**** Stored rows ****
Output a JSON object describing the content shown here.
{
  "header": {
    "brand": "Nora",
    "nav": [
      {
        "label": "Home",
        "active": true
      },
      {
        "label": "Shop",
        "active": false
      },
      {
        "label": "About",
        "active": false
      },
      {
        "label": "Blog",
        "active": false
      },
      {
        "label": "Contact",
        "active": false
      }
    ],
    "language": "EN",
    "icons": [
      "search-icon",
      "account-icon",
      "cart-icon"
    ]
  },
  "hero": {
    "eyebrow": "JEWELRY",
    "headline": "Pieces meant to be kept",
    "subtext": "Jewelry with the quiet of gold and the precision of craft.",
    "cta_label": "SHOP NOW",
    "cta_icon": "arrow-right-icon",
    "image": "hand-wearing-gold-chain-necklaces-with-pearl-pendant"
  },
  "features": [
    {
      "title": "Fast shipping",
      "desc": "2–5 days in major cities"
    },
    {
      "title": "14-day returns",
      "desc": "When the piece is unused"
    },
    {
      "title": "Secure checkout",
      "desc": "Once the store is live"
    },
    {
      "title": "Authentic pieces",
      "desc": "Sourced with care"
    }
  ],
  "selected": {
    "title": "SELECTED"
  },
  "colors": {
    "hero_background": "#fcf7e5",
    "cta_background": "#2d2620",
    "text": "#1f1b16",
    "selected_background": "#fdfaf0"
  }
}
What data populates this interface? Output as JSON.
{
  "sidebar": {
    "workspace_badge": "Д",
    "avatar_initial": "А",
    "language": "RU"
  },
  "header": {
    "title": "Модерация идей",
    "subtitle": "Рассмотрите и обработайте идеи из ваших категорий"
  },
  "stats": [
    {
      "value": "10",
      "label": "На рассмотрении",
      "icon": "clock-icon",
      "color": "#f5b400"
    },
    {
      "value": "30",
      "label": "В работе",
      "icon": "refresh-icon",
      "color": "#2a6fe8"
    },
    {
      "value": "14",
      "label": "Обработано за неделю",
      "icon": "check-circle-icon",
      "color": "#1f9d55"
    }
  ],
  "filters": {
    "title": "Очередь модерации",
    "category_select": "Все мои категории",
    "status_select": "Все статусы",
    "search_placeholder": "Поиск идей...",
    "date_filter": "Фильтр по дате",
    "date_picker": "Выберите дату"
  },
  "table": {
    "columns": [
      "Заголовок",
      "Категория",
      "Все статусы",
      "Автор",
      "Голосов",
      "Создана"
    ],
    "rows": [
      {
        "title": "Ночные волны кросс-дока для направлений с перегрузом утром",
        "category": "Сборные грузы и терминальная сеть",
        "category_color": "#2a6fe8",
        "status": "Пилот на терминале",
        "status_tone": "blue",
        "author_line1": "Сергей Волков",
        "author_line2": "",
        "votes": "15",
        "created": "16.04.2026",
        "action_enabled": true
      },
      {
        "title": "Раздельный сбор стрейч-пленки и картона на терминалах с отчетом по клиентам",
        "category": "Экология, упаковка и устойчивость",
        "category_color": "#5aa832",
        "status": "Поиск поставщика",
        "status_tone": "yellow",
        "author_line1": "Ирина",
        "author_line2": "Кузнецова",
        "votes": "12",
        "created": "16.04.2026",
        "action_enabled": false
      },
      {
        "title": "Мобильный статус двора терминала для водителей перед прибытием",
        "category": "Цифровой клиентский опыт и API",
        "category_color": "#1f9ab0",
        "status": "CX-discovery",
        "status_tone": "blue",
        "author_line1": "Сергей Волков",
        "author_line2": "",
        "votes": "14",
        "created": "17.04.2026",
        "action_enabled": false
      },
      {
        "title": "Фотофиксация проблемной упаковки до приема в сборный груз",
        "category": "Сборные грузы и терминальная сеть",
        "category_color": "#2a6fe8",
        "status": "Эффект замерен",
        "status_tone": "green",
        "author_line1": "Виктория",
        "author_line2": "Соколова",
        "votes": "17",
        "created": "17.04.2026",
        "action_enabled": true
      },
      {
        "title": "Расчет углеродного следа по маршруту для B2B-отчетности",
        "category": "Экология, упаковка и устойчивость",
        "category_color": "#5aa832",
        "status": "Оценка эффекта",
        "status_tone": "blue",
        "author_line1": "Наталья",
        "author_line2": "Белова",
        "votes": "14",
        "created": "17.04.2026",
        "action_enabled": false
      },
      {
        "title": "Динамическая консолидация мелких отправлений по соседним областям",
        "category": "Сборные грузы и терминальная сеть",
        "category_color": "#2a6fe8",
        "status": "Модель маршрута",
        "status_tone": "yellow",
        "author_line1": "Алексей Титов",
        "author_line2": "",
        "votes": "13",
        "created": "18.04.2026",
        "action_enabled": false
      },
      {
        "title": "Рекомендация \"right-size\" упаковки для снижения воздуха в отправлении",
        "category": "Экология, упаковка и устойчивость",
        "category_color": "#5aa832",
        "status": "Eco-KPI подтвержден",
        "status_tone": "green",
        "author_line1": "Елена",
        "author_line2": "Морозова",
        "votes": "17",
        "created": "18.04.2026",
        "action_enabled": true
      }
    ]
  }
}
****
● **Your instructions**
Exactly as shown, repeat every record.

● **Reply to the exercise**
Output a JSON object describing the content shown here.
{
  "header": {
    "brand": "Nora",
    "nav": [
      {
        "label": "Home",
        "active": true
      },
      {
        "label": "Shop",
        "active": false
      },
      {
        "label": "About",
        "active": false
      },
      {
        "label": "Blog",
        "active": false
      },
      {
        "label": "Contact",
        "active": false
      }
    ],
    "language": "EN",
    "icons": [
      "search-icon",
      "account-icon",
      "cart-icon"
    ]
  },
  "hero": {
    "eyebrow": "JEWELRY",
    "headline": "Pieces meant to be kept",
    "subtext": "Jewelry with the quiet of gold and the precision of craft.",
    "cta_label": "SHOP NOW",
    "cta_icon": "arrow-right-icon",
    "image": "hand-wearing-gold-chain-necklaces-with-pearl-pendant"
  },
  "features": [
    {
      "title": "Fast shipping",
      "desc": "2–5 days in major cities"
    },
    {
      "title": "14-day returns",
      "desc": "When the piece is unused"
    },
    {
      "title": "Secure checkout",
      "desc": "Once the store is live"
    },
    {
      "title": "Authentic pieces",
      "desc": "Sourced with care"
    }
  ],
  "selected": {
    "title": "SELECTED"
  },
  "colors": {
    "hero_background": "#fcf7e5",
    "cta_background": "#2d2620",
    "text": "#1f1b16",
    "selected_background": "#fdfaf0"
  }
}
What data populates this interface? Output as JSON.
{
  "sidebar": {
    "workspace_badge": "Д",
    "avatar_initial": "А",
    "language": "RU"
  },
  "header": {
    "title": "Модерация идей",
    "subtitle": "Рассмотрите и обработайте идеи из ваших категорий"
  },
  "stats": [
    {
      "value": "10",
      "label": "На рассмотрении",
      "icon": "clock-icon",
      "color": "#f5b400"
    },
    {
      "value": "30",
      "label": "В работе",
      "icon": "refresh-icon",
      "color": "#2a6fe8"
    },
    {
      "value": "14",
      "label": "Обработано за неделю",
      "icon": "check-circle-icon",
      "color": "#1f9d55"
    }
  ],
  "filters": {
    "title": "Очередь модерации",
    "category_select": "Все мои категории",
    "status_select": "Все статусы",
    "search_placeholder": "Поиск идей...",
    "date_filter": "Фильтр по дате",
    "date_picker": "Выберите дату"
  },
  "table": {
    "columns": [
      "Заголовок",
      "Категория",
      "Все статусы",
      "Автор",
      "Голосов",
      "Создана"
    ],
    "rows": [
      {
        "title": "Ночные волны кросс-дока для направлений с перегрузом утром",
        "category": "Сборные грузы и терминальная сеть",
        "category_color": "#2a6fe8",
        "status": "Пилот на терминале",
        "status_tone": "blue",
        "author_line1": "Сергей Волков",
        "author_line2": "",
        "votes": "15",
        "created": "16.04.2026",
        "action_enabled": true
      },
      {
        "title": "Раздельный сбор стрейч-пленки и картона на терминалах с отчетом по клиентам",
        "category": "Экология, упаковка и устойчивость",
        "category_color": "#5aa832",
        "status": "Поиск поставщика",
        "status_tone": "yellow",
        "author_line1": "Ирина",
        "author_line2": "Кузнецова",
        "votes": "12",
        "created": "16.04.2026",
        "action_enabled": false
      },
      {
        "title": "Мобильный статус двора терминала для водителей перед прибытием",
        "category": "Цифровой клиентский опыт и API",
        "category_color": "#1f9ab0",
        "status": "CX-discovery",
        "status_tone": "blue",
        "author_line1": "Сергей Волков",
        "author_line2": "",
        "votes": "14",
        "created": "17.04.2026",
        "action_enabled": false
      },
      {
        "title": "Фотофиксация проблемной упаковки до приема в сборный груз",
        "category": "Сборные грузы и терминальная сеть",
        "category_color": "#2a6fe8",
        "status": "Эффект замерен",
        "status_tone": "green",
        "author_line1": "Виктория",
        "author_line2": "Соколова",
        "votes": "17",
        "created": "17.04.2026",
        "action_enabled": true
      },
      {
        "title": "Расчет углеродного следа по маршруту для B2B-отчетности",
        "category": "Экология, упаковка и устойчивость",
        "category_color": "#5aa832",
        "status": "Оценка эффекта",
        "status_tone": "blue",
        "author_line1": "Наталья",
        "author_line2": "Белова",
        "votes": "14",
        "created": "17.04.2026",
        "action_enabled": false
      },
      {
        "title": "Динамическая консолидация мелких отправлений по соседним областям",
        "category": "Сборные грузы и терминальная сеть",
        "category_color": "#2a6fe8",
        "status": "Модель маршрута",
        "status_tone": "yellow",
        "author_line1": "Алексей Титов",
        "author_line2": "",
        "votes": "13",
        "created": "18.04.2026",
        "action_enabled": false
      },
      {
        "title": "Рекомендация \"right-size\" упаковки для снижения воздуха в отправлении",
        "category": "Экология, упаковка и устойчивость",
        "category_color": "#5aa832",
        "status": "Eco-KPI подтвержден",
        "status_tone": "green",
        "author_line1": "Елена",
        "author_line2": "Морозова",
        "votes": "17",
        "created": "18.04.2026",
        "action_enabled": true
      }
    ]
  }
}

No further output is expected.